### STATED GOAL:
Below are the records. List every line holding the word "data".

### ENTRIES SHOWN:
%%

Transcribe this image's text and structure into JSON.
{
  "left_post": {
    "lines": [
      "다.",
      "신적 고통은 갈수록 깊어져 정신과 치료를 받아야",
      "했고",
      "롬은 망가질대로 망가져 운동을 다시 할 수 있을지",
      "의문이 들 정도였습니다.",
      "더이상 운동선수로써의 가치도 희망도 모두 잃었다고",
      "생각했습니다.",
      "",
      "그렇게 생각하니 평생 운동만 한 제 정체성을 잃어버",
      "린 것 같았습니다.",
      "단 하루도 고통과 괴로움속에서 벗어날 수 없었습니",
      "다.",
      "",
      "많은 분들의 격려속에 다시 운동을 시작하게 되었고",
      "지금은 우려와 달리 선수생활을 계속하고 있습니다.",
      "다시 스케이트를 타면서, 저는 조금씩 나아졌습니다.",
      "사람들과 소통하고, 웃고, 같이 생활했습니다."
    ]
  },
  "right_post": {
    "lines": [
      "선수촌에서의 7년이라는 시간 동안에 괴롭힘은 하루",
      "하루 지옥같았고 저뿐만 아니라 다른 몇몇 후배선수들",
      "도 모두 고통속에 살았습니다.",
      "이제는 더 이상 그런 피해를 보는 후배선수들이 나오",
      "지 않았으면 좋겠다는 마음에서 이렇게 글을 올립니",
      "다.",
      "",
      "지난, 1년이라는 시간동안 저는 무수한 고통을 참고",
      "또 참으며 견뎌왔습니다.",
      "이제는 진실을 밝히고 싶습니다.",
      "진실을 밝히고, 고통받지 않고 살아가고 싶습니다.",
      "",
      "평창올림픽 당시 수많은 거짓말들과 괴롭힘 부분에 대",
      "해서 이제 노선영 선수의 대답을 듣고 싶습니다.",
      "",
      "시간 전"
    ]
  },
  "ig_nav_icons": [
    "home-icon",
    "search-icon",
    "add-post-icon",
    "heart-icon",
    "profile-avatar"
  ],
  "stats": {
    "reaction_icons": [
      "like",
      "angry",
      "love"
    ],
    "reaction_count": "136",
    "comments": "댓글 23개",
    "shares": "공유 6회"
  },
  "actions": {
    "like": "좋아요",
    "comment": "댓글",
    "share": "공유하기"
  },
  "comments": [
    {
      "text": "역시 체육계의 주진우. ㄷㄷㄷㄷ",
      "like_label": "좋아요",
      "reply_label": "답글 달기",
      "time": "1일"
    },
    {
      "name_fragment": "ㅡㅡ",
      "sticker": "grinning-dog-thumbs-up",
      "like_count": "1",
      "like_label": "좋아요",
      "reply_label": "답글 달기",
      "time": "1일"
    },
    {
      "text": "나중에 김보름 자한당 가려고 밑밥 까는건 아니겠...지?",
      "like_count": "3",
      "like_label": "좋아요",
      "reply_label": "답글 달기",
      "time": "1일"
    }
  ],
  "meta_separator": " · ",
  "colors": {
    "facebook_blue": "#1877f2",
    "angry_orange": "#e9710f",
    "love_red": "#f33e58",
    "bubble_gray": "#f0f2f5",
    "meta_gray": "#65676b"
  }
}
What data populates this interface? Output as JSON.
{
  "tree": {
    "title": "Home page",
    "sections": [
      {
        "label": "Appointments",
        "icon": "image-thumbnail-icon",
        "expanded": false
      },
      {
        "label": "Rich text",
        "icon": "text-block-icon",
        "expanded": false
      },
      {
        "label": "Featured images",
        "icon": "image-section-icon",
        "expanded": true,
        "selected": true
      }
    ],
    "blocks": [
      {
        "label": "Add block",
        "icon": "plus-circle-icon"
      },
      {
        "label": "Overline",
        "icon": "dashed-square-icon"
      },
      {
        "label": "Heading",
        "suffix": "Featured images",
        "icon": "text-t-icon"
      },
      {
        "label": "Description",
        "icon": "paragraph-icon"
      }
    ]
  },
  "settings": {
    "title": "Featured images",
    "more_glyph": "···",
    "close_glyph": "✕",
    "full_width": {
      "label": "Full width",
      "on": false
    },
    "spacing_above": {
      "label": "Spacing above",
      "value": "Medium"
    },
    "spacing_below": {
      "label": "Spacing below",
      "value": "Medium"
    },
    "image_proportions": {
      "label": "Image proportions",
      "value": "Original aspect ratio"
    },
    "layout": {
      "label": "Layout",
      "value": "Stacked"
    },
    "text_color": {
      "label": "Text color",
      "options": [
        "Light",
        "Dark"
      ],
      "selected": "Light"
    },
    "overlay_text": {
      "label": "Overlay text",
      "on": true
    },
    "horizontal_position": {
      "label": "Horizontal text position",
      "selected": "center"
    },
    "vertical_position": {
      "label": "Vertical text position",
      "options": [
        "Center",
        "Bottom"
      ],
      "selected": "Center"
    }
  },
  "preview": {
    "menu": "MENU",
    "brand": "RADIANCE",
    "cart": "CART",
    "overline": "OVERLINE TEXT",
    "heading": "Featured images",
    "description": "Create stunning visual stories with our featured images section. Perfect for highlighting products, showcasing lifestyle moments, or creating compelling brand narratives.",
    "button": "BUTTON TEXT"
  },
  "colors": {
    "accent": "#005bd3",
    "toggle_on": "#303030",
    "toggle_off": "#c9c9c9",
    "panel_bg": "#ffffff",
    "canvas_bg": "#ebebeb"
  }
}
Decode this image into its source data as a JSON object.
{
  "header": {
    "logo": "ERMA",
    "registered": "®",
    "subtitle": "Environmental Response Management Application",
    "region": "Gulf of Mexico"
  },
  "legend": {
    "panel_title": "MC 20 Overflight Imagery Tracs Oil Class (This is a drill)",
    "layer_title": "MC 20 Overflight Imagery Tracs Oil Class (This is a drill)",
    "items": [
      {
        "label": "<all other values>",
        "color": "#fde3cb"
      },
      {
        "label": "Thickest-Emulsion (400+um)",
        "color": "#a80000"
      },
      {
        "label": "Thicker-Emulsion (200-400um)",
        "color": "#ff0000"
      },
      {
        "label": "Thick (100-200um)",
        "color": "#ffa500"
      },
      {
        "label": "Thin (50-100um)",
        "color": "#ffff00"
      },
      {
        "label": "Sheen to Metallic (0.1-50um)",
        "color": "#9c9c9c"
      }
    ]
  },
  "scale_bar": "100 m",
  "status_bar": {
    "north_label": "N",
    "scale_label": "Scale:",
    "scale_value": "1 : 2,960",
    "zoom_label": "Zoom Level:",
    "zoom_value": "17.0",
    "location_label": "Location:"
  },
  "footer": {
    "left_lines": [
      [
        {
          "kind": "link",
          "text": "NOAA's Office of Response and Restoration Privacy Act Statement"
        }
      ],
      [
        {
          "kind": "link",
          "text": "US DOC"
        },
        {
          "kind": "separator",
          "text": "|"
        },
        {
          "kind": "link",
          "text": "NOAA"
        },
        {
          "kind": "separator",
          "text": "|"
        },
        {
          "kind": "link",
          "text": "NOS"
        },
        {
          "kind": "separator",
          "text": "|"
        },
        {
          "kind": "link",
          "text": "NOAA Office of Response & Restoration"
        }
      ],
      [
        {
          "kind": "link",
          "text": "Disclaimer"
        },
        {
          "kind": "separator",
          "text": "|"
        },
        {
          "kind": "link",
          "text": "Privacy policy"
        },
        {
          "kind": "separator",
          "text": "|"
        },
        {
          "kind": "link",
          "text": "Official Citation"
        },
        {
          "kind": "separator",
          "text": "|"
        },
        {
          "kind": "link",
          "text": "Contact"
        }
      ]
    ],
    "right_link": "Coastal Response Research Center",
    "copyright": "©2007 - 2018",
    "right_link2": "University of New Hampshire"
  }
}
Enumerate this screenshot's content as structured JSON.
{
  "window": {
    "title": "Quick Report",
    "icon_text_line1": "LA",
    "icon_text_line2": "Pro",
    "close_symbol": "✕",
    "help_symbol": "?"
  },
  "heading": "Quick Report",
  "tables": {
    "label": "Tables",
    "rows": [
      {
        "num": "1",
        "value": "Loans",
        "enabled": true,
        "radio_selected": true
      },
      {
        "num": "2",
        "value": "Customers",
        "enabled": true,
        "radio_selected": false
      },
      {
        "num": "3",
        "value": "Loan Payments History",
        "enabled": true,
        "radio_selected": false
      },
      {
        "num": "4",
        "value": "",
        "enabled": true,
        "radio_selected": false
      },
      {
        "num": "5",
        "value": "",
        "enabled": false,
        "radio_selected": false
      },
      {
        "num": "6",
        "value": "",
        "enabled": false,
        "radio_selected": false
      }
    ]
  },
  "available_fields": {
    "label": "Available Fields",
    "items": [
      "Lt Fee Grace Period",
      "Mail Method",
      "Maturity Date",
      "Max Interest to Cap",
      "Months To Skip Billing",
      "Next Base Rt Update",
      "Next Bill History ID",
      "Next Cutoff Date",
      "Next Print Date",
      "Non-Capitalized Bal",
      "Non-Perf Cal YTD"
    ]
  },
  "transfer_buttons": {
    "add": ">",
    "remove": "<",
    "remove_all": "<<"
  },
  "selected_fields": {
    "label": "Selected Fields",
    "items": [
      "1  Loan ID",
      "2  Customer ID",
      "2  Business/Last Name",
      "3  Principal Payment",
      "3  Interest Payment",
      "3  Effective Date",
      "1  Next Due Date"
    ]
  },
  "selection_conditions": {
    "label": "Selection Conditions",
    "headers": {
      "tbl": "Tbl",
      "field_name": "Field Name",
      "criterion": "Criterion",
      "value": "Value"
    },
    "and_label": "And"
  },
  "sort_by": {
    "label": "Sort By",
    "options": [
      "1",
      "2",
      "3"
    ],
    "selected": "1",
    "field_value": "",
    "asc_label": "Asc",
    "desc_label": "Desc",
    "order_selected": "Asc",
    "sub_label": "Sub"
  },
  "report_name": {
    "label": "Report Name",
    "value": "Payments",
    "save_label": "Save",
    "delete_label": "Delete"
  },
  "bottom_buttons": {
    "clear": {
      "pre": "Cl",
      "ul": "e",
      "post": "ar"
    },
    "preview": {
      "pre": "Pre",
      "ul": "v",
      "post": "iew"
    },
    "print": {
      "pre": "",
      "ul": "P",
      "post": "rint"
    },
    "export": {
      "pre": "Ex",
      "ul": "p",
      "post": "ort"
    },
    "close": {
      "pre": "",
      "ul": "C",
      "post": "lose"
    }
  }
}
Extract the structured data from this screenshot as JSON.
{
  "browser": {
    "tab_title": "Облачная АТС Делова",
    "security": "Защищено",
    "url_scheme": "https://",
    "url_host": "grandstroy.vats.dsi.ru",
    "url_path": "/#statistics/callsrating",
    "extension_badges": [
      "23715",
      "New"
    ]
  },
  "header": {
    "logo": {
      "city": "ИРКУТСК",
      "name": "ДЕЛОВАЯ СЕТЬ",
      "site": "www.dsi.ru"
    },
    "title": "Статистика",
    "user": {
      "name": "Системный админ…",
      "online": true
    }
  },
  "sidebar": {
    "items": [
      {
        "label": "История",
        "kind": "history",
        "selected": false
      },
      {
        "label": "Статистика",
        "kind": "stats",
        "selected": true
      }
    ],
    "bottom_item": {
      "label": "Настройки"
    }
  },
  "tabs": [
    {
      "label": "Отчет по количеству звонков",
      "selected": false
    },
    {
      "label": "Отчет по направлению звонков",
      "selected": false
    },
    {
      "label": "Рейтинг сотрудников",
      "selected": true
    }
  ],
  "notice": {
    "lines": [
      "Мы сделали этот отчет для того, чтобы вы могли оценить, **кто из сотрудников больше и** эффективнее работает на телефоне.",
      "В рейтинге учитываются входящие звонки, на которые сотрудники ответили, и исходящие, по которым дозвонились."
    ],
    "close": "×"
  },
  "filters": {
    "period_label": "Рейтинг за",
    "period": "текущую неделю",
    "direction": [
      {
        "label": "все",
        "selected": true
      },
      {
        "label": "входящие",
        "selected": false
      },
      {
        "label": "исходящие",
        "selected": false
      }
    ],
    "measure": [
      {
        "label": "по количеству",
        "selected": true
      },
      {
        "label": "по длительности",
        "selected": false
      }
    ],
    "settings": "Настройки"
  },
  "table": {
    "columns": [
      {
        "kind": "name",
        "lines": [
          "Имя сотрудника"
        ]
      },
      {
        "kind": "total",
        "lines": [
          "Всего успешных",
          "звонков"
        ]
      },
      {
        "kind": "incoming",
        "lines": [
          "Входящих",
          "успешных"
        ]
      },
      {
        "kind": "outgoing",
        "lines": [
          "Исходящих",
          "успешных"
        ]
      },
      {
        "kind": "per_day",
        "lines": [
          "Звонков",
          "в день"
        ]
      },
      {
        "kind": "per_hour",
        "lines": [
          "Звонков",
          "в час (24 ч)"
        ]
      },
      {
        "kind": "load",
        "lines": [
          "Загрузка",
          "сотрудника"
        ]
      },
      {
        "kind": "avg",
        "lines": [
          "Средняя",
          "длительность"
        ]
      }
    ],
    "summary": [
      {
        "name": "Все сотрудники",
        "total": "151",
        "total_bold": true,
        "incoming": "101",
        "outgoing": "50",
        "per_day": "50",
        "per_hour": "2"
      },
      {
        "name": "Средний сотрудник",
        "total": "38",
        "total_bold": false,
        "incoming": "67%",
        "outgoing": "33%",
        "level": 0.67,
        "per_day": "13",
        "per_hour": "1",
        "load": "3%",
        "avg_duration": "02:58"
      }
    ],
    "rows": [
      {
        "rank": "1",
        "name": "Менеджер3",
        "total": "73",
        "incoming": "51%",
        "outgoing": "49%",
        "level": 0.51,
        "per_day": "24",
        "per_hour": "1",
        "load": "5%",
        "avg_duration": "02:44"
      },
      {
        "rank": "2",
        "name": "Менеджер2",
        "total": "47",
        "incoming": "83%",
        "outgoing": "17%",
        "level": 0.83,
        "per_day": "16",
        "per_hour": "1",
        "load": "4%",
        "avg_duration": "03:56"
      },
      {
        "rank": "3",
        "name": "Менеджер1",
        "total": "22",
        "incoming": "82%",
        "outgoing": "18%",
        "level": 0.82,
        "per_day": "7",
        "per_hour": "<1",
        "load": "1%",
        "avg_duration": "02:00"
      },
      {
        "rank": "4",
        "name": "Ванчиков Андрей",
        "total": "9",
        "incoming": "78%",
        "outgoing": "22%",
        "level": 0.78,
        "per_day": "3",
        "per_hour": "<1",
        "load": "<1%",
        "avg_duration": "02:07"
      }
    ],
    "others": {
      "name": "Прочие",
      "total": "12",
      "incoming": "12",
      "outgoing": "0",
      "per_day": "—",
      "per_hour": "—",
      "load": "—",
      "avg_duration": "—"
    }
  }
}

%%

### EXERCISE RESULT:
What data populates this interface? Output as JSON.
Decode this image into its source data as a JSON object.
Extract the structured data from this screenshot as JSON.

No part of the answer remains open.